Stored entries:
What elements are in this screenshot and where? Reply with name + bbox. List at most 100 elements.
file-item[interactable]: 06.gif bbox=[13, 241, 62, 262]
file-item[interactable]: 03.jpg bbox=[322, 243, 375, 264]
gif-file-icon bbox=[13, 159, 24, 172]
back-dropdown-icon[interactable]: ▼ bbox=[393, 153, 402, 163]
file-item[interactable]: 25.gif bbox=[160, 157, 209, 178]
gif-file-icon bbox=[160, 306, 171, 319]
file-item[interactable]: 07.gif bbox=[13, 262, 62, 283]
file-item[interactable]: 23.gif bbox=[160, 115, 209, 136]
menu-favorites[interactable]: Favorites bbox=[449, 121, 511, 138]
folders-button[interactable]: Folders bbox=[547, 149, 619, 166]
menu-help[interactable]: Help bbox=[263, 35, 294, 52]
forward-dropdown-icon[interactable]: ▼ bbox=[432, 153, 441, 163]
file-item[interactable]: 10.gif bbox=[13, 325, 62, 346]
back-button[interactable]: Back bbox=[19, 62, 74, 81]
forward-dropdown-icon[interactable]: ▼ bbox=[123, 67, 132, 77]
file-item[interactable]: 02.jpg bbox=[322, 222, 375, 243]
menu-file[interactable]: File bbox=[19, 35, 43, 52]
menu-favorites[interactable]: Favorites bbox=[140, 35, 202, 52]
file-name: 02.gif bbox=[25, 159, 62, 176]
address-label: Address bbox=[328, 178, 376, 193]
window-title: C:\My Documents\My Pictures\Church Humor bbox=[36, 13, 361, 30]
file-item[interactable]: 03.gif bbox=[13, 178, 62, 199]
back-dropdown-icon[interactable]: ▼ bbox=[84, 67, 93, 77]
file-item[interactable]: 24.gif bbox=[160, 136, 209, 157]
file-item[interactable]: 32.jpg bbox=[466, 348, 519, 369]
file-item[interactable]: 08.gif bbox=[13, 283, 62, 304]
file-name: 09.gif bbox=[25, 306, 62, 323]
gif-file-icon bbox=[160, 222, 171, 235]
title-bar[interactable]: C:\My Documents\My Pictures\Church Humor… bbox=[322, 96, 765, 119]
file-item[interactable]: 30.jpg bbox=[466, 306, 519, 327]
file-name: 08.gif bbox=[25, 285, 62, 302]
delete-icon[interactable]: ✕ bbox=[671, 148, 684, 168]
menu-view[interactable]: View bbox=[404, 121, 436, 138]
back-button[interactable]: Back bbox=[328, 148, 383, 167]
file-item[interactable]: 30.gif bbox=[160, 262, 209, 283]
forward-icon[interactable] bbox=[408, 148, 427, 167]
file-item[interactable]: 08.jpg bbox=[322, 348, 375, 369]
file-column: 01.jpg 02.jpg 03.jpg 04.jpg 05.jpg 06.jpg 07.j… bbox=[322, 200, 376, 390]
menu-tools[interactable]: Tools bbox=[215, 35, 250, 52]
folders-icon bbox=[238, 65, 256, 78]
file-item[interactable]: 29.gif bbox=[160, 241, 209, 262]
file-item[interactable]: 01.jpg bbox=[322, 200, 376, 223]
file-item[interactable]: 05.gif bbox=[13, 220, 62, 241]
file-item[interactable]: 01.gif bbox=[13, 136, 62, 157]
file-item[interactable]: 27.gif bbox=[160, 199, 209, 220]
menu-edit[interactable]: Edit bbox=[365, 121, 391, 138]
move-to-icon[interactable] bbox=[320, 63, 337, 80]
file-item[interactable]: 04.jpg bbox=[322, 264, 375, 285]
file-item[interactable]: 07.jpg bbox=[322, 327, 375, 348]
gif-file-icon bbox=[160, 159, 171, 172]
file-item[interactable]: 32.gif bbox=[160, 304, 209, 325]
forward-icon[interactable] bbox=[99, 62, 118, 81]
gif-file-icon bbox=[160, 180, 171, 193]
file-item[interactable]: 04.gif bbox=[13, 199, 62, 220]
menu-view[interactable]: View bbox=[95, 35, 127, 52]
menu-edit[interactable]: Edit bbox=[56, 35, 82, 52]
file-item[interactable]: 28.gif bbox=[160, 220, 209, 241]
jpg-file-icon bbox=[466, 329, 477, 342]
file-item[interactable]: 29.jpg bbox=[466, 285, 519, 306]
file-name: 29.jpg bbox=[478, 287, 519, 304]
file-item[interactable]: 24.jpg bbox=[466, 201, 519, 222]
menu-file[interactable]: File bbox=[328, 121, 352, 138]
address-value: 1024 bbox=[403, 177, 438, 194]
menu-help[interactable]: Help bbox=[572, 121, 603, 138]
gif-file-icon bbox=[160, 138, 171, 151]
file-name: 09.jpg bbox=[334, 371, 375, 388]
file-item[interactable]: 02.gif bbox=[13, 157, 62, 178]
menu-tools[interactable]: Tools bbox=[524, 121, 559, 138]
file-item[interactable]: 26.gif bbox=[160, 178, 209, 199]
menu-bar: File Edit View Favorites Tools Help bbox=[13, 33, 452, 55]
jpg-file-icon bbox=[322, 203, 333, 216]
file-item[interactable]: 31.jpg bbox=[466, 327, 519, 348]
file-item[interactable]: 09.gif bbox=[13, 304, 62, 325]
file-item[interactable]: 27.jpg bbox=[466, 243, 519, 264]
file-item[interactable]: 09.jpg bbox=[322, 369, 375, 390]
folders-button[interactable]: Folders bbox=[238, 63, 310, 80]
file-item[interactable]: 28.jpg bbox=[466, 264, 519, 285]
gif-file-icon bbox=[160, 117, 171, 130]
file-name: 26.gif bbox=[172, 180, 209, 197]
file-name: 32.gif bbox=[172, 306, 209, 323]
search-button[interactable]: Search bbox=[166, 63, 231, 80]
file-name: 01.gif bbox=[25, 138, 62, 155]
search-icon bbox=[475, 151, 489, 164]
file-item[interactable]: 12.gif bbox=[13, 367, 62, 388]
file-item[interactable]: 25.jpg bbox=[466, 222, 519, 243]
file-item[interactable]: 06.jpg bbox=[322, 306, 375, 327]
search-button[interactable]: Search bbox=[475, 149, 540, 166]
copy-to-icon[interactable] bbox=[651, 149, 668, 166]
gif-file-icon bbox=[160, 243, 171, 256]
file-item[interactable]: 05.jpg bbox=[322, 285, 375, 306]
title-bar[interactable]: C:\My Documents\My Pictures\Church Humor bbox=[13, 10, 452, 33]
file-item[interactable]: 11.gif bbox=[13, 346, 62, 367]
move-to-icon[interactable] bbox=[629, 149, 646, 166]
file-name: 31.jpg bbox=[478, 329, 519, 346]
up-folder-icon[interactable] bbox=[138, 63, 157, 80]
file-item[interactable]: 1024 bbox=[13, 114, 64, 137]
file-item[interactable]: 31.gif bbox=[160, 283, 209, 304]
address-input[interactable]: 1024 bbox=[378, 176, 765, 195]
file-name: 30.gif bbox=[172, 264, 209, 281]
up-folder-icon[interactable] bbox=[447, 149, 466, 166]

--

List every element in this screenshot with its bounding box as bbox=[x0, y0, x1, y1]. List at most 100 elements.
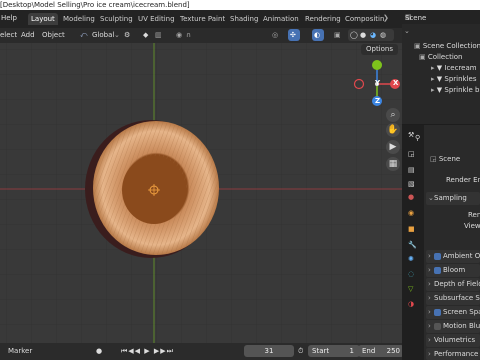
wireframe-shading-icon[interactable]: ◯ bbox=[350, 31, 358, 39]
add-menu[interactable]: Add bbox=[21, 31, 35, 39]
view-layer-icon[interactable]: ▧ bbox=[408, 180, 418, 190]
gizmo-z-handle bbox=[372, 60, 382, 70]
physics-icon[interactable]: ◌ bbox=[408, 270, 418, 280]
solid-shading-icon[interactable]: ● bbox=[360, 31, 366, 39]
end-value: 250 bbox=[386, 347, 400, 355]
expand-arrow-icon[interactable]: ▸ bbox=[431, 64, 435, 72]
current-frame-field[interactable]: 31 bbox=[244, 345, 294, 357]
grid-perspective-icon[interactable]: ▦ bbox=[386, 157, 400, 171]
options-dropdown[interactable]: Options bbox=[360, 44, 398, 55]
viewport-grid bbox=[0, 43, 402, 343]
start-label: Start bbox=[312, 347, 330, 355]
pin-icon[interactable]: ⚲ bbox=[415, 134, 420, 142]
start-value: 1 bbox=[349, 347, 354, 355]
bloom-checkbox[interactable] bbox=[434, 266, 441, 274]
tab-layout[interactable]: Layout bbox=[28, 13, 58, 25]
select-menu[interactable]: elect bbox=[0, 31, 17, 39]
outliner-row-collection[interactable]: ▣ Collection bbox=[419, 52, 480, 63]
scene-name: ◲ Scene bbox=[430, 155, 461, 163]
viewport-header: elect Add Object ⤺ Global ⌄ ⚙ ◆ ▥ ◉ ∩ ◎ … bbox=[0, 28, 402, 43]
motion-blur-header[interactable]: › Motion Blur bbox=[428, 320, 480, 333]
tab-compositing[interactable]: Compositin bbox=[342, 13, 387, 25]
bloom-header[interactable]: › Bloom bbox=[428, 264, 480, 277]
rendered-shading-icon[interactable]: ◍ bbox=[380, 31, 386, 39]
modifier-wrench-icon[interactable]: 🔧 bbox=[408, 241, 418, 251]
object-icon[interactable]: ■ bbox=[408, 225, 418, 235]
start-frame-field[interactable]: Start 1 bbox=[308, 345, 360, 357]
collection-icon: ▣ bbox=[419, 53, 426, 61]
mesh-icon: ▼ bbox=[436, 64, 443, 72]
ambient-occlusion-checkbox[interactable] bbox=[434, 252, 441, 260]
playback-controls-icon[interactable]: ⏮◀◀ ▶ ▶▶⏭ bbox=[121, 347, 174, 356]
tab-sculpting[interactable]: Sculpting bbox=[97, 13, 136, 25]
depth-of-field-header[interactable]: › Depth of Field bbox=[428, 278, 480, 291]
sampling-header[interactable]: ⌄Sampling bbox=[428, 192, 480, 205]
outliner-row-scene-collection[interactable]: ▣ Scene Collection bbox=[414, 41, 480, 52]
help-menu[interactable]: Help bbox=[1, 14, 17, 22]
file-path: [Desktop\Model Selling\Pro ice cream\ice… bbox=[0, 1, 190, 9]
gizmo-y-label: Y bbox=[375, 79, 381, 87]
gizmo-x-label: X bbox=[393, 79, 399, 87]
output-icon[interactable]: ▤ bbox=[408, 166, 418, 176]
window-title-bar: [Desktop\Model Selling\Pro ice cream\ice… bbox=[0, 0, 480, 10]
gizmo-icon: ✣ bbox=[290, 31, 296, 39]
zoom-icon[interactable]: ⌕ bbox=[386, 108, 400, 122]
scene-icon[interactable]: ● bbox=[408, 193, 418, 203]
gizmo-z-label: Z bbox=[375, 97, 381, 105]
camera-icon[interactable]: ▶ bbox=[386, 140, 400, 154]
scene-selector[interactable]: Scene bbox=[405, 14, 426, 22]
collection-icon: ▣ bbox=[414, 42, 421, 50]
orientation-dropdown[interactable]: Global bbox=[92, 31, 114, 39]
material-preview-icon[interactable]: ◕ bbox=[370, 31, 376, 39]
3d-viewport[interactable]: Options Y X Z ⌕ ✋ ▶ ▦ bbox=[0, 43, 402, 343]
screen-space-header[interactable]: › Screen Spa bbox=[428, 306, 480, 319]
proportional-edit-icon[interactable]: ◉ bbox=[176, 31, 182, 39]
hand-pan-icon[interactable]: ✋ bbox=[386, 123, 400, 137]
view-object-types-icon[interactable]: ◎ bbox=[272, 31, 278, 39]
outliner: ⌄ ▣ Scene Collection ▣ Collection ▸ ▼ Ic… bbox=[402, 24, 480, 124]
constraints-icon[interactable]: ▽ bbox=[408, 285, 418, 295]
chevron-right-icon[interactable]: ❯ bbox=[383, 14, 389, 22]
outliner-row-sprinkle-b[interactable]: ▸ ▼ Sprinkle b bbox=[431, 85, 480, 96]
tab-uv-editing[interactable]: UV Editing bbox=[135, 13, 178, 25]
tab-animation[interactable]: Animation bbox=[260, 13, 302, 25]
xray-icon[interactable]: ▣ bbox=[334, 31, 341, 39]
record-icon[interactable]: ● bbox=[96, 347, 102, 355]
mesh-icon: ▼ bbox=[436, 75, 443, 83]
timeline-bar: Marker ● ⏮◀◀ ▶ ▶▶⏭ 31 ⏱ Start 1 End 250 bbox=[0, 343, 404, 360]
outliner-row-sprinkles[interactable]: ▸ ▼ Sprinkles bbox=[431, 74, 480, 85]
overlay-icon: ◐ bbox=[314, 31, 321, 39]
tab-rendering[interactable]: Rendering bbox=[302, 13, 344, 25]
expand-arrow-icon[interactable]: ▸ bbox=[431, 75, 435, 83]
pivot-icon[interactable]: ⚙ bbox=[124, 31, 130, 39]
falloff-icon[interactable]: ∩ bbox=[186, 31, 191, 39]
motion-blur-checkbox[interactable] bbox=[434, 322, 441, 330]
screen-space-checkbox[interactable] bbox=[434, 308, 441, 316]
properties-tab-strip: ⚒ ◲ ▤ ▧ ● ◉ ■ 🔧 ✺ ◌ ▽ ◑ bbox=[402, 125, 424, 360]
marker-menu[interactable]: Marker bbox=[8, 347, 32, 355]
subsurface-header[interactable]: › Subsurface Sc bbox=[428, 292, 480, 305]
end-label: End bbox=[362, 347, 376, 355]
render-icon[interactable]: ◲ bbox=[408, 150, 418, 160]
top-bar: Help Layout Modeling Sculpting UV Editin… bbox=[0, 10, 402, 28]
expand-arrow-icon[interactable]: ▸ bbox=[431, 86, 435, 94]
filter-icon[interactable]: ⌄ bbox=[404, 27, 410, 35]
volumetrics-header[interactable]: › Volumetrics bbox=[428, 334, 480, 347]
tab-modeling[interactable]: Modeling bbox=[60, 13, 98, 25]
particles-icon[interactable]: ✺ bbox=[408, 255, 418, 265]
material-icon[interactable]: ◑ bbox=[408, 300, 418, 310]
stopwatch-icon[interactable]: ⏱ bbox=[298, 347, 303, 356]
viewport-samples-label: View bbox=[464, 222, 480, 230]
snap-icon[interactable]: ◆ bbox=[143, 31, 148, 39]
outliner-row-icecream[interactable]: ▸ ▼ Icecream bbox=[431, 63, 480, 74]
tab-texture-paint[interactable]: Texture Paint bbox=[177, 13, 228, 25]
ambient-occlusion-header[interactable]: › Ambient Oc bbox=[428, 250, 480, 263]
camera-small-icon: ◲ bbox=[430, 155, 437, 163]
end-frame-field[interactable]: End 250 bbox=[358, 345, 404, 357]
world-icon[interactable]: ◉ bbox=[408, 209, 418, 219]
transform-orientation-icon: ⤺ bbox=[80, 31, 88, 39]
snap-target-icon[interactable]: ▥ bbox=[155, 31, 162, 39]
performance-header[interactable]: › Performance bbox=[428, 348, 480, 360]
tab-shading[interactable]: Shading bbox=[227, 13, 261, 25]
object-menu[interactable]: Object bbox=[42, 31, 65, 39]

[EXERCISE] Swap "file-item" for "file-entry" in the items, starting with the line that contains "What elements are" and going on through the line that contains "back-button[interactable]: Back bbox=[19, 62, 74, 81]". Return only those lines, with everything else unchanged.

[RESULT]
What elements are in this screenshot and where? Reply with name + bbox. List at most 100 elements.
file-entry[interactable]: 06.gif bbox=[13, 241, 62, 262]
file-entry[interactable]: 03.jpg bbox=[322, 243, 375, 264]
gif-file-icon bbox=[13, 159, 24, 172]
back-dropdown-icon[interactable]: ▼ bbox=[393, 153, 402, 163]
file-entry[interactable]: 25.gif bbox=[160, 157, 209, 178]
gif-file-icon bbox=[160, 306, 171, 319]
file-entry[interactable]: 07.gif bbox=[13, 262, 62, 283]
file-entry[interactable]: 23.gif bbox=[160, 115, 209, 136]
menu-favorites[interactable]: Favorites bbox=[449, 121, 511, 138]
folders-button[interactable]: Folders bbox=[547, 149, 619, 166]
menu-help[interactable]: Help bbox=[263, 35, 294, 52]
forward-dropdown-icon[interactable]: ▼ bbox=[432, 153, 441, 163]
file-entry[interactable]: 10.gif bbox=[13, 325, 62, 346]
back-button[interactable]: Back bbox=[19, 62, 74, 81]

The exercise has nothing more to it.